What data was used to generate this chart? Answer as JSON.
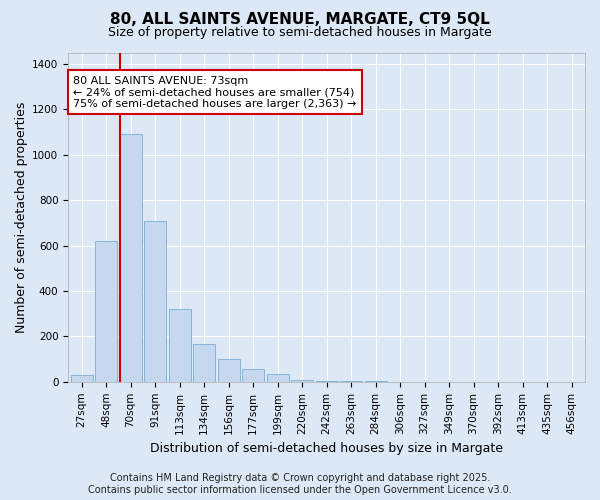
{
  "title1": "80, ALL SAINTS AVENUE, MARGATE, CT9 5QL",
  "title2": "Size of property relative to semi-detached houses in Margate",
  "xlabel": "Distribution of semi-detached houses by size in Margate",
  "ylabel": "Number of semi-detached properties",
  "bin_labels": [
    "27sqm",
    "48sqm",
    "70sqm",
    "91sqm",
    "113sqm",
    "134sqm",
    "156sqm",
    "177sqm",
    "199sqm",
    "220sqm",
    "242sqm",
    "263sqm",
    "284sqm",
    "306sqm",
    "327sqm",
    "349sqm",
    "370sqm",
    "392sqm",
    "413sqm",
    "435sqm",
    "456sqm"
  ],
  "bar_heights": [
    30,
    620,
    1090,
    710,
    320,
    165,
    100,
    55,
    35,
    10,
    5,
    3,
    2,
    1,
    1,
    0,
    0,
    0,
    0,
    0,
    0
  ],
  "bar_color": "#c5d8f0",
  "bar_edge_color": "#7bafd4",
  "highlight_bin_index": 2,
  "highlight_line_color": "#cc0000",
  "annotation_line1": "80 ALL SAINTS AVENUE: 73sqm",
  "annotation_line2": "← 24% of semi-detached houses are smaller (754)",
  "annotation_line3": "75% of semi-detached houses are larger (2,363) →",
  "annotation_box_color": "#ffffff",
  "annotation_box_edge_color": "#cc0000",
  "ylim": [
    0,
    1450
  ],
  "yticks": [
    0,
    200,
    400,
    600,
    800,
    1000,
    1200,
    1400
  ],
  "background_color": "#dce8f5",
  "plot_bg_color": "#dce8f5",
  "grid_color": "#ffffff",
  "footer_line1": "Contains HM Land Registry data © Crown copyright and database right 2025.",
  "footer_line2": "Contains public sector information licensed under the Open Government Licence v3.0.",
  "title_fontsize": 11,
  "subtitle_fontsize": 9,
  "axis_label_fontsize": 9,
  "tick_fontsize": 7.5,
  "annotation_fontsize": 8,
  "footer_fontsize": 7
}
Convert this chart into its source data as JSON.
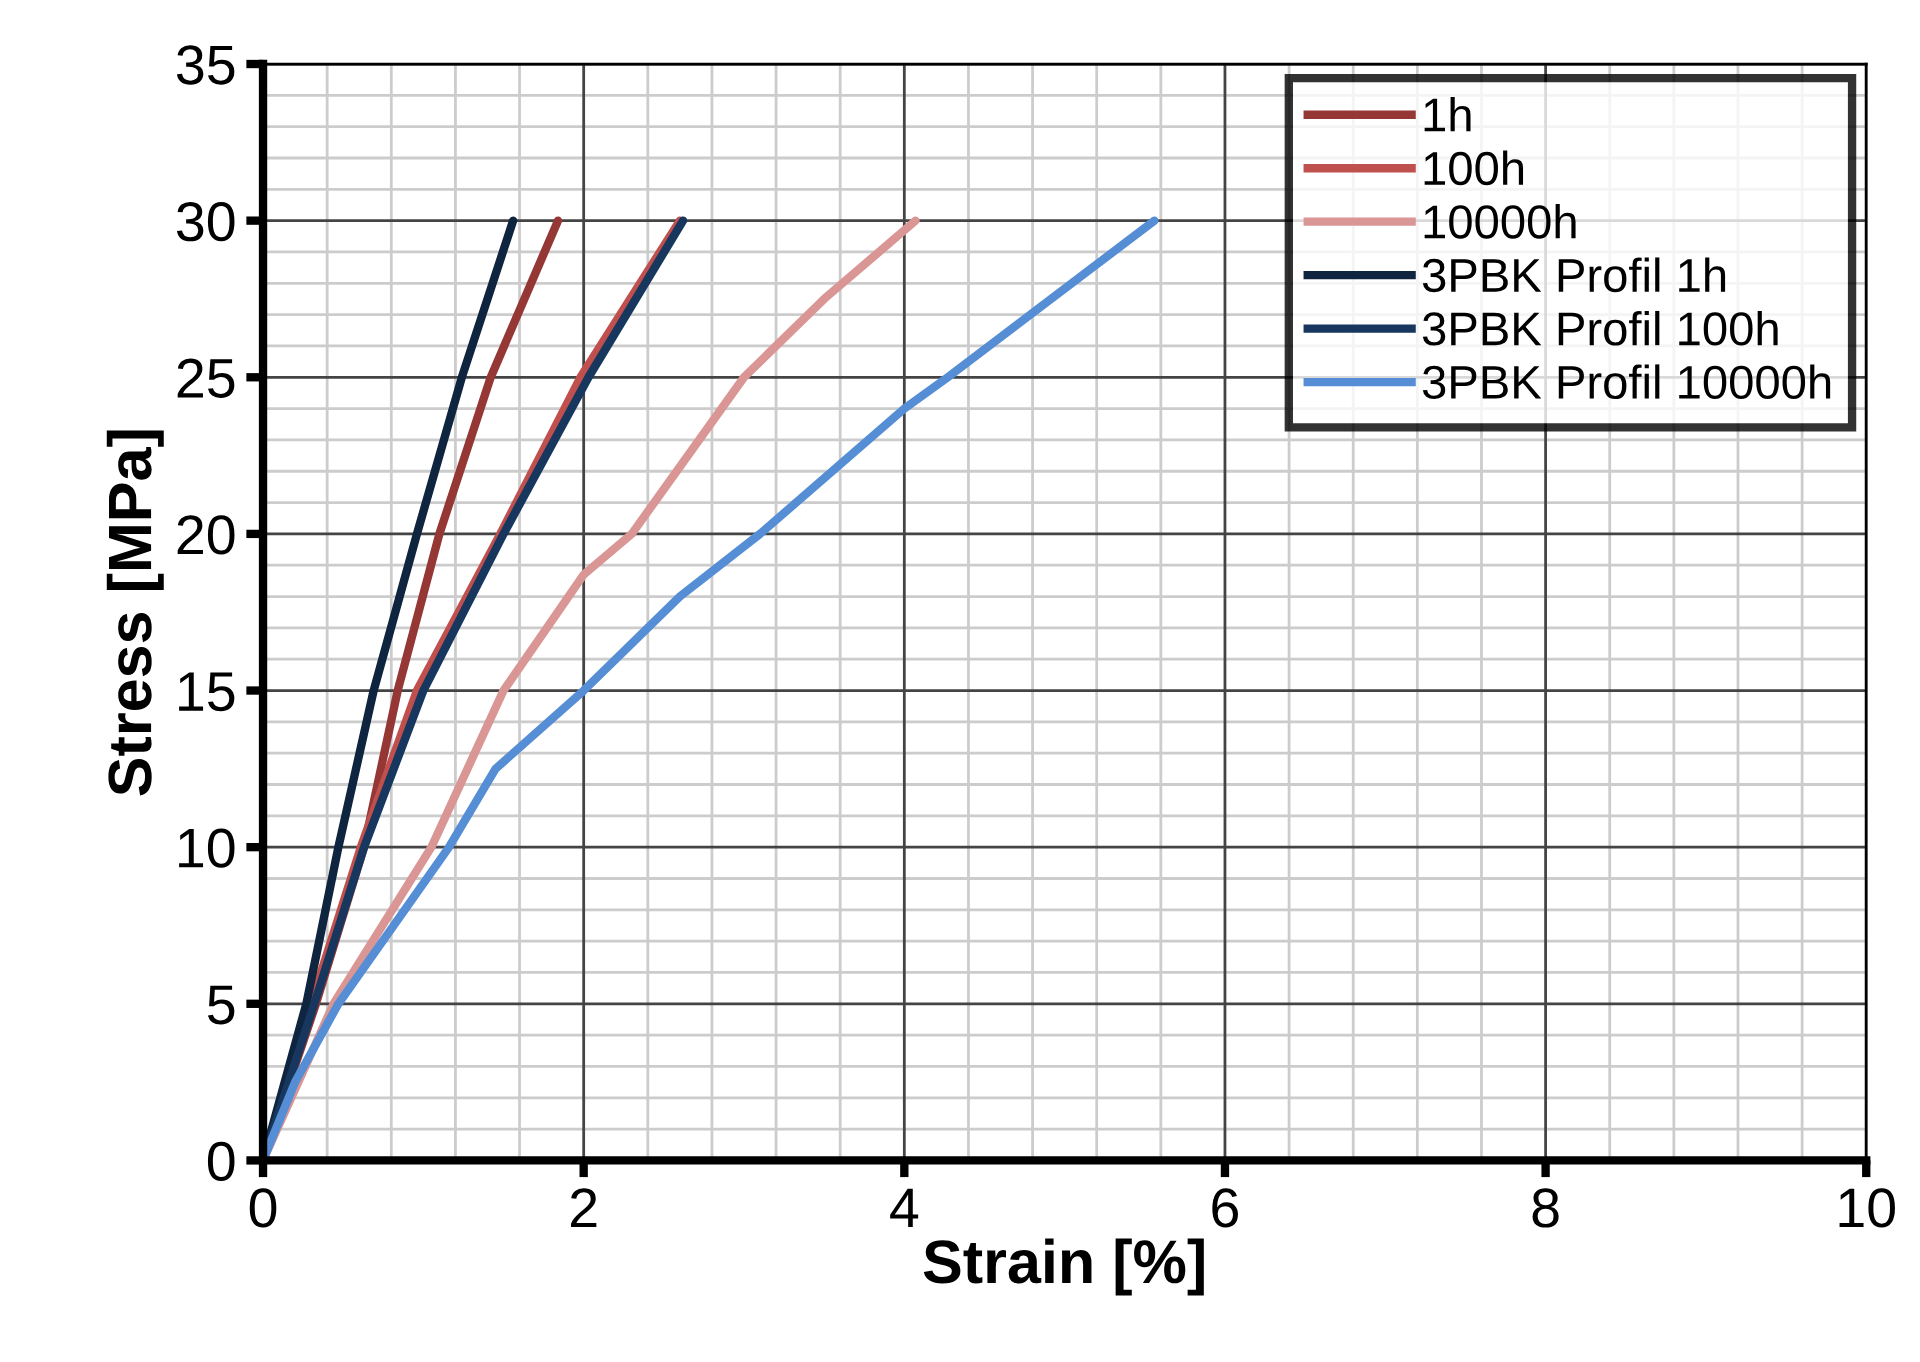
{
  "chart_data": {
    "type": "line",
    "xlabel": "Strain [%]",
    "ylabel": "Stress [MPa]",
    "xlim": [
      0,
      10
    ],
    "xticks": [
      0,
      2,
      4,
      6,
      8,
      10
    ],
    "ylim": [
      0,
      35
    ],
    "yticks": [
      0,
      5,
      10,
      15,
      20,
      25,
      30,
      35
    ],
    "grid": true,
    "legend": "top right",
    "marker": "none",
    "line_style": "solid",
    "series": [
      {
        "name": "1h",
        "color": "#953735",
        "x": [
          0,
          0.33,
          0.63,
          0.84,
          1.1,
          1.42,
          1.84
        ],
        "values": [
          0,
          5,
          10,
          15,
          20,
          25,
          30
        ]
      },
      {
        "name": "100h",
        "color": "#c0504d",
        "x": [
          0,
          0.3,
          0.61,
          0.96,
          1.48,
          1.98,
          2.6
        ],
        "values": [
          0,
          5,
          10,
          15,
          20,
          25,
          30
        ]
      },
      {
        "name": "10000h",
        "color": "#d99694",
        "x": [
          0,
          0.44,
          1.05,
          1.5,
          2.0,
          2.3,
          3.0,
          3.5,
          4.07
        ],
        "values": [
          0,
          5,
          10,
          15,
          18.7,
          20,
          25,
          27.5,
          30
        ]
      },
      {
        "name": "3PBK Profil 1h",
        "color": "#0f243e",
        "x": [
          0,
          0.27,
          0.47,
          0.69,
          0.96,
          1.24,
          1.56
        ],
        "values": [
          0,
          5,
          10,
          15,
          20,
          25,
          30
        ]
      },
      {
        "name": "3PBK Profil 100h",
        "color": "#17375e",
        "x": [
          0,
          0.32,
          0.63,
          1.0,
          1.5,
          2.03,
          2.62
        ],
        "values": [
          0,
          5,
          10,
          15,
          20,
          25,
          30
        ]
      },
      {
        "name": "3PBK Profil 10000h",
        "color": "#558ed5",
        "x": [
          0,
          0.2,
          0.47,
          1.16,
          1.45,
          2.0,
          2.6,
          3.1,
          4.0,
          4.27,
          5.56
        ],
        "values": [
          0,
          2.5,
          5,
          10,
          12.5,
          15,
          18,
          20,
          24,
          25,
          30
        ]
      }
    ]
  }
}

☆ ☆ ☆

> **Problem requirements**: The data above should be repeated exactly, minus any pictures.

> **Answer to the exercise**:
What data was used to generate this chart? Answer as JSON.
{
  "title1": "80, ALL SAINTS AVENUE, MARGATE, CT9 5QL",
  "title2": "Size of property relative to semi-detached houses in Margate",
  "xlabel": "Distribution of semi-detached houses by size in Margate",
  "ylabel": "Number of semi-detached properties",
  "bin_labels": [
    "27sqm",
    "48sqm",
    "70sqm",
    "91sqm",
    "113sqm",
    "134sqm",
    "156sqm",
    "177sqm",
    "199sqm",
    "220sqm",
    "242sqm",
    "263sqm",
    "284sqm",
    "306sqm",
    "327sqm",
    "349sqm",
    "370sqm",
    "392sqm",
    "413sqm",
    "435sqm",
    "456sqm"
  ],
  "bar_heights": [
    30,
    620,
    1090,
    710,
    320,
    165,
    100,
    55,
    35,
    10,
    5,
    3,
    2,
    1,
    1,
    0,
    0,
    0,
    0,
    0,
    0
  ],
  "bar_color": "#c5d8f0",
  "bar_edge_color": "#7bafd4",
  "highlight_bin_index": 2,
  "highlight_line_color": "#cc0000",
  "annotation_line1": "80 ALL SAINTS AVENUE: 73sqm",
  "annotation_line2": "← 24% of semi-detached houses are smaller (754)",
  "annotation_line3": "75% of semi-detached houses are larger (2,363) →",
  "annotation_box_color": "#ffffff",
  "annotation_box_edge_color": "#cc0000",
  "ylim": [
    0,
    1450
  ],
  "yticks": [
    0,
    200,
    400,
    600,
    800,
    1000,
    1200,
    1400
  ],
  "background_color": "#dce8f5",
  "plot_bg_color": "#dce8f5",
  "grid_color": "#ffffff",
  "footer_line1": "Contains HM Land Registry data © Crown copyright and database right 2025.",
  "footer_line2": "Contains public sector information licensed under the Open Government Licence v3.0.",
  "title_fontsize": 11,
  "subtitle_fontsize": 9,
  "axis_label_fontsize": 9,
  "tick_fontsize": 7.5,
  "annotation_fontsize": 8,
  "footer_fontsize": 7
}
Convert this chart into its source data as JSON.
{
  "chart_data": {
    "type": "line",
    "xlabel": "Strain [%]",
    "ylabel": "Stress [MPa]",
    "xlim": [
      0,
      10
    ],
    "xticks": [
      0,
      2,
      4,
      6,
      8,
      10
    ],
    "ylim": [
      0,
      35
    ],
    "yticks": [
      0,
      5,
      10,
      15,
      20,
      25,
      30,
      35
    ],
    "grid": true,
    "legend": "top right",
    "marker": "none",
    "line_style": "solid",
    "series": [
      {
        "name": "1h",
        "color": "#953735",
        "x": [
          0,
          0.33,
          0.63,
          0.84,
          1.1,
          1.42,
          1.84
        ],
        "values": [
          0,
          5,
          10,
          15,
          20,
          25,
          30
        ]
      },
      {
        "name": "100h",
        "color": "#c0504d",
        "x": [
          0,
          0.3,
          0.61,
          0.96,
          1.48,
          1.98,
          2.6
        ],
        "values": [
          0,
          5,
          10,
          15,
          20,
          25,
          30
        ]
      },
      {
        "name": "10000h",
        "color": "#d99694",
        "x": [
          0,
          0.44,
          1.05,
          1.5,
          2.0,
          2.3,
          3.0,
          3.5,
          4.07
        ],
        "values": [
          0,
          5,
          10,
          15,
          18.7,
          20,
          25,
          27.5,
          30
        ]
      },
      {
        "name": "3PBK Profil 1h",
        "color": "#0f243e",
        "x": [
          0,
          0.27,
          0.47,
          0.69,
          0.96,
          1.24,
          1.56
        ],
        "values": [
          0,
          5,
          10,
          15,
          20,
          25,
          30
        ]
      },
      {
        "name": "3PBK Profil 100h",
        "color": "#17375e",
        "x": [
          0,
          0.32,
          0.63,
          1.0,
          1.5,
          2.03,
          2.62
        ],
        "values": [
          0,
          5,
          10,
          15,
          20,
          25,
          30
        ]
      },
      {
        "name": "3PBK Profil 10000h",
        "color": "#558ed5",
        "x": [
          0,
          0.2,
          0.47,
          1.16,
          1.45,
          2.0,
          2.6,
          3.1,
          4.0,
          4.27,
          5.56
        ],
        "values": [
          0,
          2.5,
          5,
          10,
          12.5,
          15,
          18,
          20,
          24,
          25,
          30
        ]
      }
    ]
  }
}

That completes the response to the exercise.